### [Exercise directions]
Reproduce the records below in their entirety, character for character.
* Start The data *
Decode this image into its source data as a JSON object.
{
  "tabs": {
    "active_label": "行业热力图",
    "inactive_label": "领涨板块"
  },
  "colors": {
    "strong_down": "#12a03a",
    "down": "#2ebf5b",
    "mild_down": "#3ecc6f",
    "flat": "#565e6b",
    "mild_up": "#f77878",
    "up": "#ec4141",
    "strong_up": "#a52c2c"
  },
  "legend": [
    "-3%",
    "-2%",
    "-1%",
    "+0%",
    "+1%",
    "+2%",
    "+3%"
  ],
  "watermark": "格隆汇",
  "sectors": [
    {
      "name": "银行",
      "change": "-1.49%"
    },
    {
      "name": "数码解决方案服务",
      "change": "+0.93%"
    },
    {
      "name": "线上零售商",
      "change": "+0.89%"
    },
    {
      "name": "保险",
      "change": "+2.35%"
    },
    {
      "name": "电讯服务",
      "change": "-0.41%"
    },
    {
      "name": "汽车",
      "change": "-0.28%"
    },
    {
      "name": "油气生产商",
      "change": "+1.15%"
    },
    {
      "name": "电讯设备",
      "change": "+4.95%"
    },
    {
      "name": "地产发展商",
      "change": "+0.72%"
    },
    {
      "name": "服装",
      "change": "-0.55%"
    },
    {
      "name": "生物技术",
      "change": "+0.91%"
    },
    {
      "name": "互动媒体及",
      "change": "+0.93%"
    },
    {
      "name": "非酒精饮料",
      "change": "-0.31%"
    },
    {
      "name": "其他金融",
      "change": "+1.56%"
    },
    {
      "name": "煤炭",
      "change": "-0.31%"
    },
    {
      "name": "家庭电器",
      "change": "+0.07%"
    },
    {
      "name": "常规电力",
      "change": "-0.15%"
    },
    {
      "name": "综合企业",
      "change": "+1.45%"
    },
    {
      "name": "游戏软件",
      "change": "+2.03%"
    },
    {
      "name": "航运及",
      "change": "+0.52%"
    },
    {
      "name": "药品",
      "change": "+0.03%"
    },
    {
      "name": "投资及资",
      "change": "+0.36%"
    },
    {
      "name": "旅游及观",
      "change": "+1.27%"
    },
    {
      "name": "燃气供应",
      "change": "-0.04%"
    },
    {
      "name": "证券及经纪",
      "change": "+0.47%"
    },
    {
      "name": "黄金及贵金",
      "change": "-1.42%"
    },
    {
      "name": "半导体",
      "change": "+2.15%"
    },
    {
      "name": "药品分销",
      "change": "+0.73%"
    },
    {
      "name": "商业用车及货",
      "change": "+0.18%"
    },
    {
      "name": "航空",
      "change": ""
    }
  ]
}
* End The data *
### [Solution to this task]
Decode this image into its source data as a JSON object.
{
  "tabs": {
    "active_label": "行业热力图",
    "inactive_label": "领涨板块"
  },
  "colors": {
    "strong_down": "#12a03a",
    "down": "#2ebf5b",
    "mild_down": "#3ecc6f",
    "flat": "#565e6b",
    "mild_up": "#f77878",
    "up": "#ec4141",
    "strong_up": "#a52c2c"
  },
  "legend": [
    "-3%",
    "-2%",
    "-1%",
    "+0%",
    "+1%",
    "+2%",
    "+3%"
  ],
  "watermark": "格隆汇",
  "sectors": [
    {
      "name": "银行",
      "change": "-1.49%"
    },
    {
      "name": "数码解决方案服务",
      "change": "+0.93%"
    },
    {
      "name": "线上零售商",
      "change": "+0.89%"
    },
    {
      "name": "保险",
      "change": "+2.35%"
    },
    {
      "name": "电讯服务",
      "change": "-0.41%"
    },
    {
      "name": "汽车",
      "change": "-0.28%"
    },
    {
      "name": "油气生产商",
      "change": "+1.15%"
    },
    {
      "name": "电讯设备",
      "change": "+4.95%"
    },
    {
      "name": "地产发展商",
      "change": "+0.72%"
    },
    {
      "name": "服装",
      "change": "-0.55%"
    },
    {
      "name": "生物技术",
      "change": "+0.91%"
    },
    {
      "name": "互动媒体及",
      "change": "+0.93%"
    },
    {
      "name": "非酒精饮料",
      "change": "-0.31%"
    },
    {
      "name": "其他金融",
      "change": "+1.56%"
    },
    {
      "name": "煤炭",
      "change": "-0.31%"
    },
    {
      "name": "家庭电器",
      "change": "+0.07%"
    },
    {
      "name": "常规电力",
      "change": "-0.15%"
    },
    {
      "name": "综合企业",
      "change": "+1.45%"
    },
    {
      "name": "游戏软件",
      "change": "+2.03%"
    },
    {
      "name": "航运及",
      "change": "+0.52%"
    },
    {
      "name": "药品",
      "change": "+0.03%"
    },
    {
      "name": "投资及资",
      "change": "+0.36%"
    },
    {
      "name": "旅游及观",
      "change": "+1.27%"
    },
    {
      "name": "燃气供应",
      "change": "-0.04%"
    },
    {
      "name": "证券及经纪",
      "change": "+0.47%"
    },
    {
      "name": "黄金及贵金",
      "change": "-1.42%"
    },
    {
      "name": "半导体",
      "change": "+2.15%"
    },
    {
      "name": "药品分销",
      "change": "+0.73%"
    },
    {
      "name": "商业用车及货",
      "change": "+0.18%"
    },
    {
      "name": "航空",
      "change": ""
    }
  ]
}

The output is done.